═════ Record set ═════
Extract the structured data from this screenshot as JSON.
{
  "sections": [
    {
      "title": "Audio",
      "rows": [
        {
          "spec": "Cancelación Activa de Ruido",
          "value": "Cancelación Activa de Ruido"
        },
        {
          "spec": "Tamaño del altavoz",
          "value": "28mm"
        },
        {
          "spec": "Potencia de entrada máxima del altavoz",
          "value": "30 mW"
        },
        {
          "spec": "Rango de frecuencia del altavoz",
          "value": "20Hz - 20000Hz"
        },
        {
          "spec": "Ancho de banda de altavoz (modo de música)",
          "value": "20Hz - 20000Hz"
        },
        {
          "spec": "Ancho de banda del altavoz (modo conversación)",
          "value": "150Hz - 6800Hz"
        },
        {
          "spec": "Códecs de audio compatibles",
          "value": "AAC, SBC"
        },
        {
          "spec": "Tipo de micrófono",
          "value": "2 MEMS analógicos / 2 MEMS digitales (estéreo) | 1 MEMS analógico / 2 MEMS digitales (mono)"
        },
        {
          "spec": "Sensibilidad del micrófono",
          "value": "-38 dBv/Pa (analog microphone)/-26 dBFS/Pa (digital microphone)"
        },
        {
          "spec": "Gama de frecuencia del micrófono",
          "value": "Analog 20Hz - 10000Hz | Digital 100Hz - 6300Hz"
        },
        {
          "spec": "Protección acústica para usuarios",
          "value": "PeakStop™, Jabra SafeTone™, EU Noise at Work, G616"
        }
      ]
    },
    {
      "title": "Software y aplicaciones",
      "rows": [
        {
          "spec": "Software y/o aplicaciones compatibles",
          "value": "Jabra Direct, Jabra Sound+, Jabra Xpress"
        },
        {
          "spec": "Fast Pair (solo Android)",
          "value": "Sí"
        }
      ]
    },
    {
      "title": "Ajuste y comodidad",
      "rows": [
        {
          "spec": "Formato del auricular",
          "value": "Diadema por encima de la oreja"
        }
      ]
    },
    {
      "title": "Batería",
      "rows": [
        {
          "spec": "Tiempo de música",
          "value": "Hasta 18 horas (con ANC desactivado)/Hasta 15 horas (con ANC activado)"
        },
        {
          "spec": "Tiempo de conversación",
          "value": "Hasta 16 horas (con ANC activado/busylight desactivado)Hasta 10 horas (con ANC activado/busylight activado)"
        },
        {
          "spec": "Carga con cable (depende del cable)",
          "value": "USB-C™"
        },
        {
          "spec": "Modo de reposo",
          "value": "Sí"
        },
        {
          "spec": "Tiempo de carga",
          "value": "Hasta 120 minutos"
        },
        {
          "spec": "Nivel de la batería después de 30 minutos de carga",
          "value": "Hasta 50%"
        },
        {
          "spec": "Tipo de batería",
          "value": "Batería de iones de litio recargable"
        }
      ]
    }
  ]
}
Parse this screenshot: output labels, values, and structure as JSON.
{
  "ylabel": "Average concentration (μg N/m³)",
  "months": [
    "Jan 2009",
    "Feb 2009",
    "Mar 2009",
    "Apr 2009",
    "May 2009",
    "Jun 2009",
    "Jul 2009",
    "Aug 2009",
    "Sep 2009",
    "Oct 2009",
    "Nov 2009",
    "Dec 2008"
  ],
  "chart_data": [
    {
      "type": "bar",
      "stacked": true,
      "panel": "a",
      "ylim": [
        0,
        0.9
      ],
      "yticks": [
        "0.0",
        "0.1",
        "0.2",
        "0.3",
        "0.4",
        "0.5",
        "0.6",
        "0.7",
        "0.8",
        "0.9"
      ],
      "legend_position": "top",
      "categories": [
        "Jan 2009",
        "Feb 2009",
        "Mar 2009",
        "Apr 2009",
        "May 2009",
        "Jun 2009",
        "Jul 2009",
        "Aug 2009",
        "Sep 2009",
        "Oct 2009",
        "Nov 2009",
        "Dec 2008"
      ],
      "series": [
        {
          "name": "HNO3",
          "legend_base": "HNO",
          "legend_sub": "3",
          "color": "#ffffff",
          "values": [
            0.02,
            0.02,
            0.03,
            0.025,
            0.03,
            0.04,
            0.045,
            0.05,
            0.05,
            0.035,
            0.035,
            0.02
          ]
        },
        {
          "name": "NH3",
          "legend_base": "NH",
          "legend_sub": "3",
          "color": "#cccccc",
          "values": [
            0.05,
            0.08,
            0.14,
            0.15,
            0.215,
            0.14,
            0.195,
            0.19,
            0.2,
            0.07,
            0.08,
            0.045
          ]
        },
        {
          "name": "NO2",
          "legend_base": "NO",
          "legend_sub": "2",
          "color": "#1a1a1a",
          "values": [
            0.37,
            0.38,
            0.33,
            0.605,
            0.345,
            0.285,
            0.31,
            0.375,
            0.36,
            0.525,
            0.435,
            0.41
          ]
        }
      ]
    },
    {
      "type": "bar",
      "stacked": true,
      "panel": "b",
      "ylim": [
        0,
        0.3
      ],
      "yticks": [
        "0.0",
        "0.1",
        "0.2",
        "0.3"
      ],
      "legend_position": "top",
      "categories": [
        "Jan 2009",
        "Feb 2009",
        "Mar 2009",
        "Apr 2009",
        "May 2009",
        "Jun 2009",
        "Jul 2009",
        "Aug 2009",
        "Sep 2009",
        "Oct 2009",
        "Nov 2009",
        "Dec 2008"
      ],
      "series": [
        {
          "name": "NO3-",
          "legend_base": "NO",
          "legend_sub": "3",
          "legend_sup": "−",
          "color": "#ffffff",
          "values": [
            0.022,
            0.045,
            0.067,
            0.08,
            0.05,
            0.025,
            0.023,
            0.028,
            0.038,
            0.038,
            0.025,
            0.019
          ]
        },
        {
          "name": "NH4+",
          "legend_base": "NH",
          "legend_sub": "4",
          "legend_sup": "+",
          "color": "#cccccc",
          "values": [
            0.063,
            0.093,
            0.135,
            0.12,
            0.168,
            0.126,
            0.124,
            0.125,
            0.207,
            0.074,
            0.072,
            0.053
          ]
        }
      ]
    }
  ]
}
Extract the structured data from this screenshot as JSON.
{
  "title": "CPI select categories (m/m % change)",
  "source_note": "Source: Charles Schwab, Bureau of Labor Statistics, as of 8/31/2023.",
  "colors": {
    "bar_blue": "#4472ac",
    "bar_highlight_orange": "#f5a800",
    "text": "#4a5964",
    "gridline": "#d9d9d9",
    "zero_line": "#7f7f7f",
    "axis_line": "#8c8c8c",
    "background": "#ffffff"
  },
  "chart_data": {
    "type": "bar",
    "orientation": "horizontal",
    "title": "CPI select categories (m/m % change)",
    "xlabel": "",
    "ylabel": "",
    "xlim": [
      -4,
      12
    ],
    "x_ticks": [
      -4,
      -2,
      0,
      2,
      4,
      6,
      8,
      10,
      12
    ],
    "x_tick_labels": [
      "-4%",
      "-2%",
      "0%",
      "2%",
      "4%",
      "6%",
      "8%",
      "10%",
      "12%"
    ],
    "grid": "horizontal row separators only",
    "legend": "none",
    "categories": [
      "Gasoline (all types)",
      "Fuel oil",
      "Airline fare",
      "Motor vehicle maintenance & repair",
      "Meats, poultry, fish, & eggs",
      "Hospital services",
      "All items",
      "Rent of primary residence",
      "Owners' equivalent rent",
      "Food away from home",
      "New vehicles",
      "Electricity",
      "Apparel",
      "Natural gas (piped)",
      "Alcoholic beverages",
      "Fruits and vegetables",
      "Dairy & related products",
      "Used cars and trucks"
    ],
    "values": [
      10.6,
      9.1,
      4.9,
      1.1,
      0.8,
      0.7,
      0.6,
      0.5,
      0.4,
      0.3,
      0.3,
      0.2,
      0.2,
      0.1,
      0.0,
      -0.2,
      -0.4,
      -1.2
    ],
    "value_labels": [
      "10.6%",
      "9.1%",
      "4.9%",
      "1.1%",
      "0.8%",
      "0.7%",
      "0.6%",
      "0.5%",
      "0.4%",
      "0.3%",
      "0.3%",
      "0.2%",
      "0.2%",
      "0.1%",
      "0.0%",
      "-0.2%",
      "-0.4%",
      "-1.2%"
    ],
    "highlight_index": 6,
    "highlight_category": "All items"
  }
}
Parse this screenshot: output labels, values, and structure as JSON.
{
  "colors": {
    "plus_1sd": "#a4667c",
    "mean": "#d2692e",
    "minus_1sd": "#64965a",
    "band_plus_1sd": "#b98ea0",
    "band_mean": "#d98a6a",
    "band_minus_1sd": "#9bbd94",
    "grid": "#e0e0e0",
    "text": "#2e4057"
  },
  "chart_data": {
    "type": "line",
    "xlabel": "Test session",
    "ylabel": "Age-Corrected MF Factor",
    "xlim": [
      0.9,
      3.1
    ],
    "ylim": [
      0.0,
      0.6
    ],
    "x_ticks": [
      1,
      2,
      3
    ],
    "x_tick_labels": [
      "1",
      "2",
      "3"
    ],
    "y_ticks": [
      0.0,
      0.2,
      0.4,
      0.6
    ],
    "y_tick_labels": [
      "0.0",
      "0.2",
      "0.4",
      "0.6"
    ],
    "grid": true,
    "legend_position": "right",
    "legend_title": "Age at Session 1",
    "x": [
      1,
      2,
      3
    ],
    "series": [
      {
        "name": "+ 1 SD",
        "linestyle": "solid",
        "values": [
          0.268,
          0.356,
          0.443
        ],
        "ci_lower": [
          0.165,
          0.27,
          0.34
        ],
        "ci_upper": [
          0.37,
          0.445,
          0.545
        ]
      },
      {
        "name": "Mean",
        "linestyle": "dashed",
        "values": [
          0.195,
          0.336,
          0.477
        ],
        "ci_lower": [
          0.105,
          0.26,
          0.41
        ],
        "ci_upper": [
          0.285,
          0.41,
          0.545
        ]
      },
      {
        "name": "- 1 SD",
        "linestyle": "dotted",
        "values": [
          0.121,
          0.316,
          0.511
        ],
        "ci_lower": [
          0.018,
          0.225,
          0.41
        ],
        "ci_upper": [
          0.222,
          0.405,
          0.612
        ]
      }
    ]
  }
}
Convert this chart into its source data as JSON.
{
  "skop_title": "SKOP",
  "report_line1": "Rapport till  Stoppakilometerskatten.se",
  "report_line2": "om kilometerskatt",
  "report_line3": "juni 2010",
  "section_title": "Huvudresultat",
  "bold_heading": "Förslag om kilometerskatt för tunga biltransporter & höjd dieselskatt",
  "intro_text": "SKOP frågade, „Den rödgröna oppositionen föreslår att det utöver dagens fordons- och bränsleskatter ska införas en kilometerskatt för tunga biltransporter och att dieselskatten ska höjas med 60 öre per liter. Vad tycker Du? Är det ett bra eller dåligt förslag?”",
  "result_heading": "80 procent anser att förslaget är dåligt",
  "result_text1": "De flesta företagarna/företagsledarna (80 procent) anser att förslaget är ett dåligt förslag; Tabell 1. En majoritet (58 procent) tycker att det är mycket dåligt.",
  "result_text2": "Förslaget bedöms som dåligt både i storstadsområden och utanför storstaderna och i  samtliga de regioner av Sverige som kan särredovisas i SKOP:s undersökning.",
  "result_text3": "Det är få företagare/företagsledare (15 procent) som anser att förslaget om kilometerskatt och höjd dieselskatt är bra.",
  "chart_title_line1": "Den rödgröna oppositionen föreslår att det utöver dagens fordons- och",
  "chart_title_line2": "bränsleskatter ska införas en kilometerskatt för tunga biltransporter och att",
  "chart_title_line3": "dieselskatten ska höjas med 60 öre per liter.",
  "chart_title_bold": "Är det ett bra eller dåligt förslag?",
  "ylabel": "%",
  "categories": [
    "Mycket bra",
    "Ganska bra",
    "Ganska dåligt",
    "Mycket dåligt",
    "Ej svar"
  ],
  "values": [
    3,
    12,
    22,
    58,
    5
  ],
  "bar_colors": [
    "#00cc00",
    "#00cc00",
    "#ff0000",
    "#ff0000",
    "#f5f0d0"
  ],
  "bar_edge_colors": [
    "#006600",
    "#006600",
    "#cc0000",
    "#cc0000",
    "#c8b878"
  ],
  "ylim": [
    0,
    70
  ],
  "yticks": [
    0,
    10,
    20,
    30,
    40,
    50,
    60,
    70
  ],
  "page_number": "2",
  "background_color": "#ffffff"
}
═════
* Task:
Show every line from the listing above in which the string "dagens" appears.

* Task response:
  "intro_text": "SKOP frågade, „Den rödgröna oppositionen föreslår att det utöver dagens fordons- och bränsleskatter ska införas en kilometerskatt för tunga biltransporter och att dieselskatten ska höjas med 60 öre per liter. Vad tycker Du? Är det ett bra eller dåligt förslag?”",
  "chart_title_line1": "Den rödgröna oppositionen föreslår att det utöver dagens fordons- och",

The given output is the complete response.